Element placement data
┌────────

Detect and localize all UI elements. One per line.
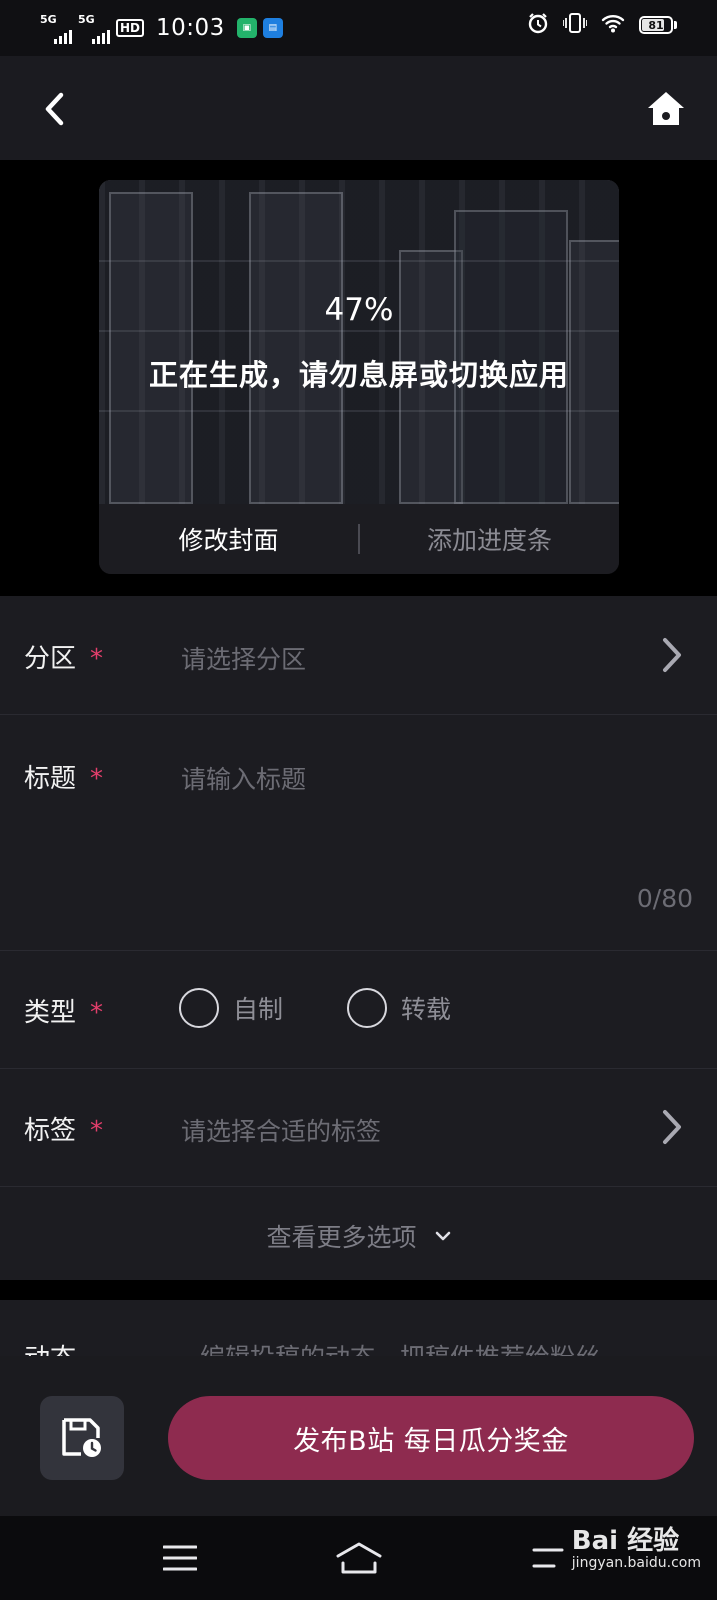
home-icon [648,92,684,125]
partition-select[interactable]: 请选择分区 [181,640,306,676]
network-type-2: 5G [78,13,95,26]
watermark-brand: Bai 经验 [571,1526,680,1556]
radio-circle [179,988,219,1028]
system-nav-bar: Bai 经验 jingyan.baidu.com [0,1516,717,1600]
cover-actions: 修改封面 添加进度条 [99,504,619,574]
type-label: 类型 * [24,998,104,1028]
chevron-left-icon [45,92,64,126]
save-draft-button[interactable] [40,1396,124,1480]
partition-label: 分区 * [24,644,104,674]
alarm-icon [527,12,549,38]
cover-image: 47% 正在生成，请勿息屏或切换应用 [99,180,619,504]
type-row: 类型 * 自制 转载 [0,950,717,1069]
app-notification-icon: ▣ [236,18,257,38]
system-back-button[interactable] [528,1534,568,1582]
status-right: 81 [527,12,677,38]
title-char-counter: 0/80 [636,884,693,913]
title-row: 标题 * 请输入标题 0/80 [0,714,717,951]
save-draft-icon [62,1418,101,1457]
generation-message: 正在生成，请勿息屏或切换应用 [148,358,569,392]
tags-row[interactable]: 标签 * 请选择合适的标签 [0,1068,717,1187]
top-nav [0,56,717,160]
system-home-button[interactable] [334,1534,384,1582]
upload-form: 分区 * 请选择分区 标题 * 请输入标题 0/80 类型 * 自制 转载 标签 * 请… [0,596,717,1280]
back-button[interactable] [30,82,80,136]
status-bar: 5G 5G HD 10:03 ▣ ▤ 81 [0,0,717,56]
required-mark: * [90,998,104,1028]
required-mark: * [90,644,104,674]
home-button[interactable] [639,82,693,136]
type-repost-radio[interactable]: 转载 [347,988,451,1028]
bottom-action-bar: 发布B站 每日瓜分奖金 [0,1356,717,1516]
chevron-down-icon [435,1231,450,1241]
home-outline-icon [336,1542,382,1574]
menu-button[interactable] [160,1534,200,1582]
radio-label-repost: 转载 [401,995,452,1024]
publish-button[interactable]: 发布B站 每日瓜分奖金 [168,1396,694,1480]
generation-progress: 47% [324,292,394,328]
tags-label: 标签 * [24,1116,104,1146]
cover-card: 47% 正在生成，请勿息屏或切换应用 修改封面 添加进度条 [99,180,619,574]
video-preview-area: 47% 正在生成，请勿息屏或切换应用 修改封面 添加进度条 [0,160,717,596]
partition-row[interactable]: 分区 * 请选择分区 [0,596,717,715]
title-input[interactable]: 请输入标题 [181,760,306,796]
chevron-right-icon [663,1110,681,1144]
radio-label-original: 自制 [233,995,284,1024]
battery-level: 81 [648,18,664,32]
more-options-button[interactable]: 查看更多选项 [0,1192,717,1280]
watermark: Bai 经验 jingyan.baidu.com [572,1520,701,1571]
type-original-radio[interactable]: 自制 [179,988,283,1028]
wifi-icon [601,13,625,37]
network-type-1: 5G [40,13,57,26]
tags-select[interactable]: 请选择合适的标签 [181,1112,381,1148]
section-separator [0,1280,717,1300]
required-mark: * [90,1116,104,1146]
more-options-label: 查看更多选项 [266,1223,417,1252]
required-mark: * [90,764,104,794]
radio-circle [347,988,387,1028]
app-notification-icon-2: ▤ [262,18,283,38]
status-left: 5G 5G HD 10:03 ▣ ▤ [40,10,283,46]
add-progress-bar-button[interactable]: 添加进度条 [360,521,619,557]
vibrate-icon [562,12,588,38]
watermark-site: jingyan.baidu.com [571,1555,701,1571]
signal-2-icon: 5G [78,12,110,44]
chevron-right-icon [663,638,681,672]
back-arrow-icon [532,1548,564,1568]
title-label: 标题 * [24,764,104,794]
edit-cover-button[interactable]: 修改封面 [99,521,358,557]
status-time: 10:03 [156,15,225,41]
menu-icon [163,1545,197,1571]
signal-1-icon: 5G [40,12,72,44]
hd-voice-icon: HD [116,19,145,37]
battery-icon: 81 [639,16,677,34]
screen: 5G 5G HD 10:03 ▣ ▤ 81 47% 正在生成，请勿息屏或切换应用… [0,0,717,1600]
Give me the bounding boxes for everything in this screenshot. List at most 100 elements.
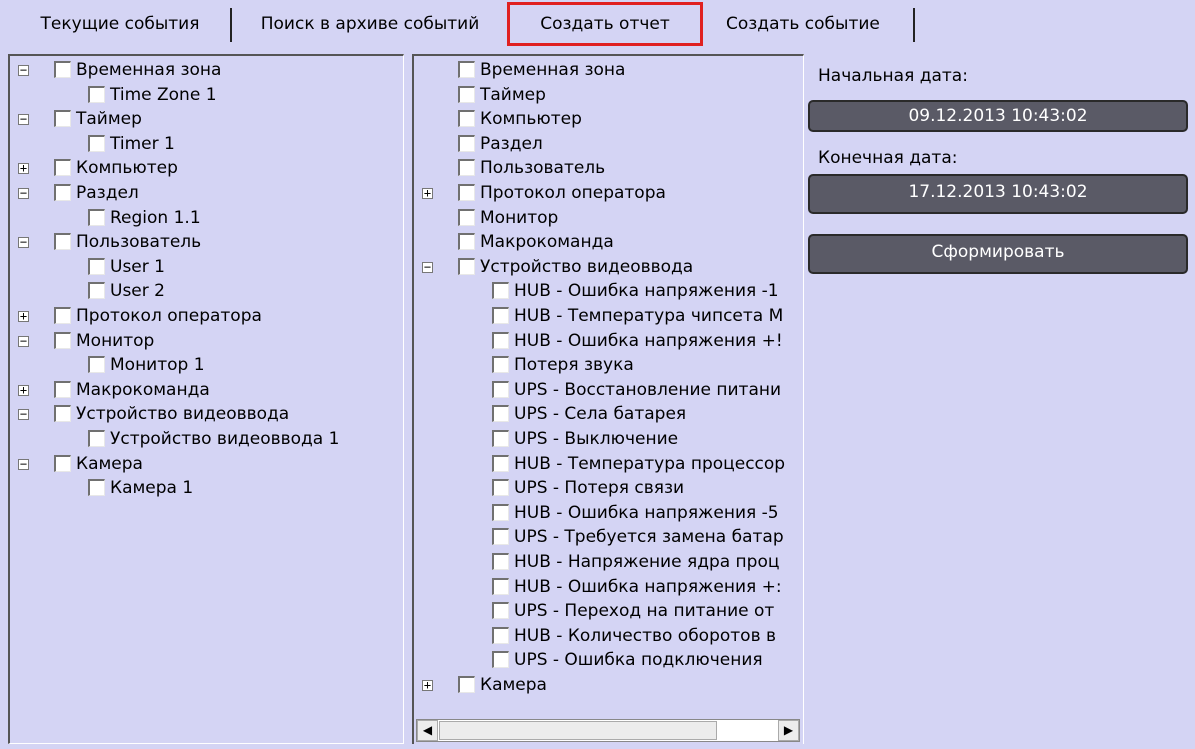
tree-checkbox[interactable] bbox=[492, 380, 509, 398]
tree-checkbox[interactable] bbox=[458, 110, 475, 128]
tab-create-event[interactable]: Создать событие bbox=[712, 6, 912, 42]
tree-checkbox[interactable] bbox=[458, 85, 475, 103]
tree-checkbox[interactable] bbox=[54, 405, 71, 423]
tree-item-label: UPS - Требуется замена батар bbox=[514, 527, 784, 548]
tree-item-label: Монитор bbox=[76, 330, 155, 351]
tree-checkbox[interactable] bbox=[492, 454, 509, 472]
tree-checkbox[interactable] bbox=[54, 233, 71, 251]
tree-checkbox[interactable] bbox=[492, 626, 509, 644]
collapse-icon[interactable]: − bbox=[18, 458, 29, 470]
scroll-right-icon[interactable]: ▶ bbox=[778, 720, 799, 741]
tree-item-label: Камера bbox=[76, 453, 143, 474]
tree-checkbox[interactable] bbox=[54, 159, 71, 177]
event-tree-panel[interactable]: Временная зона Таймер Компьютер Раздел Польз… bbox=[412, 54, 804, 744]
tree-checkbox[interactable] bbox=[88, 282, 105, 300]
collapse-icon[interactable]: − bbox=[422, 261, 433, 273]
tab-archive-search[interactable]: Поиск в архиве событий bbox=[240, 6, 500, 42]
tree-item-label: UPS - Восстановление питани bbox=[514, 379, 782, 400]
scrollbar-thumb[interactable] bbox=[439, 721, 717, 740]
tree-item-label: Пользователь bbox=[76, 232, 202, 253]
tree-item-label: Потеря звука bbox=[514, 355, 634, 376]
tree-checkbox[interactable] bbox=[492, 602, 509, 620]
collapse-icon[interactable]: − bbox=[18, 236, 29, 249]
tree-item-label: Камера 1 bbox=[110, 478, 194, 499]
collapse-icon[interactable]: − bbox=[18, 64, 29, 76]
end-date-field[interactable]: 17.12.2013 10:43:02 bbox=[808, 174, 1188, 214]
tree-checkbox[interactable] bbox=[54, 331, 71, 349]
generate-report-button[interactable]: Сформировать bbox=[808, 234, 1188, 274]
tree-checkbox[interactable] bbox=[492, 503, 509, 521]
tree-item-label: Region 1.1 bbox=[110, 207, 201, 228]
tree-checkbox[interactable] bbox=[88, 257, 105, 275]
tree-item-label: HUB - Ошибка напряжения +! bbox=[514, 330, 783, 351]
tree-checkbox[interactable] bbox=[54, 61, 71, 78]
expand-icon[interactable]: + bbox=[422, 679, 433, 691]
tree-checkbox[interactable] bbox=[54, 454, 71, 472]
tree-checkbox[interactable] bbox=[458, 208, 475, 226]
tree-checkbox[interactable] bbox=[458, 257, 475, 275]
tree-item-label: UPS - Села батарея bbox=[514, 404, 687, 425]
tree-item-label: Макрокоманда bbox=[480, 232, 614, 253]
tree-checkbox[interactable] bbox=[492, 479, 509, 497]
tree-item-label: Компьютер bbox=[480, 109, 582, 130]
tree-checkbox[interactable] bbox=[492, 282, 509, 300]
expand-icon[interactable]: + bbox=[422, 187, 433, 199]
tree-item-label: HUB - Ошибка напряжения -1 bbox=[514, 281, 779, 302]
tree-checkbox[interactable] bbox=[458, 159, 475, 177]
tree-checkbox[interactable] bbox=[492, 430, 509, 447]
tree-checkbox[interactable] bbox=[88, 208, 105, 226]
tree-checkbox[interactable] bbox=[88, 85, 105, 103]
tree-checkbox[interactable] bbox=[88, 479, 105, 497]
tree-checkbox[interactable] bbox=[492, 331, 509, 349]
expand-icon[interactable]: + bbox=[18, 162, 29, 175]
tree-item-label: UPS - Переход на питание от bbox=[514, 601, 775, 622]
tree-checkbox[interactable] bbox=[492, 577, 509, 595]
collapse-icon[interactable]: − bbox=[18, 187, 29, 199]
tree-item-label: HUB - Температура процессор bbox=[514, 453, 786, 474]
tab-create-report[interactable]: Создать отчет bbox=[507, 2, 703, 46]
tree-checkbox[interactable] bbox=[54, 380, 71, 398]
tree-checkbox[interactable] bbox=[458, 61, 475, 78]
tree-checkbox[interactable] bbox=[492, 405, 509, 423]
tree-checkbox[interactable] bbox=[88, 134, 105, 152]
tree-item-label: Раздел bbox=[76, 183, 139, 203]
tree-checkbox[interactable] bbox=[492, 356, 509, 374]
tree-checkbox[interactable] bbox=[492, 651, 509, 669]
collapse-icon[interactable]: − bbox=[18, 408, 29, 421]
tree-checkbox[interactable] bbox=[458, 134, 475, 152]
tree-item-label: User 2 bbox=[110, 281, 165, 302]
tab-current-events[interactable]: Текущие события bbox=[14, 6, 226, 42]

└────────

=== Task description ===
Reproduce verbatim every line of the entries starting at the line containing "tree-checkbox[interactable] bbox=[492, 380, 509, 398]" and ending at the line containing "tree-item-label: Потеря звука", with both of those lines included.

=== Solution to the exercise ===
tree-checkbox[interactable] bbox=[492, 380, 509, 398]
tree-checkbox[interactable] bbox=[458, 110, 475, 128]
tab-create-event[interactable]: Создать событие bbox=[712, 6, 912, 42]
tree-checkbox[interactable] bbox=[458, 85, 475, 103]
tree-checkbox[interactable] bbox=[54, 405, 71, 423]
tree-item-label: UPS - Требуется замена батар bbox=[514, 527, 784, 548]
tree-item-label: Монитор bbox=[76, 330, 155, 351]
tree-checkbox[interactable] bbox=[492, 454, 509, 472]
tree-checkbox[interactable] bbox=[54, 233, 71, 251]
tree-checkbox[interactable] bbox=[492, 626, 509, 644]
collapse-icon[interactable]: − bbox=[18, 458, 29, 470]
scroll-right-icon[interactable]: ▶ bbox=[778, 720, 799, 741]
tree-item-label: Камера bbox=[76, 453, 143, 474]
tree-checkbox[interactable] bbox=[54, 159, 71, 177]
event-tree-panel[interactable]: Временная зона Таймер Компьютер Раздел Польз… bbox=[412, 54, 804, 744]
tree-checkbox[interactable] bbox=[88, 282, 105, 300]
collapse-icon[interactable]: − bbox=[422, 261, 433, 273]
tab-archive-search[interactable]: Поиск в архиве событий bbox=[240, 6, 500, 42]
tree-item-label: UPS - Восстановление питани bbox=[514, 379, 782, 400]
scrollbar-thumb[interactable] bbox=[439, 721, 717, 740]
tree-item-label: Пользователь bbox=[76, 232, 202, 253]
tree-item-label: Потеря звука bbox=[514, 355, 634, 376]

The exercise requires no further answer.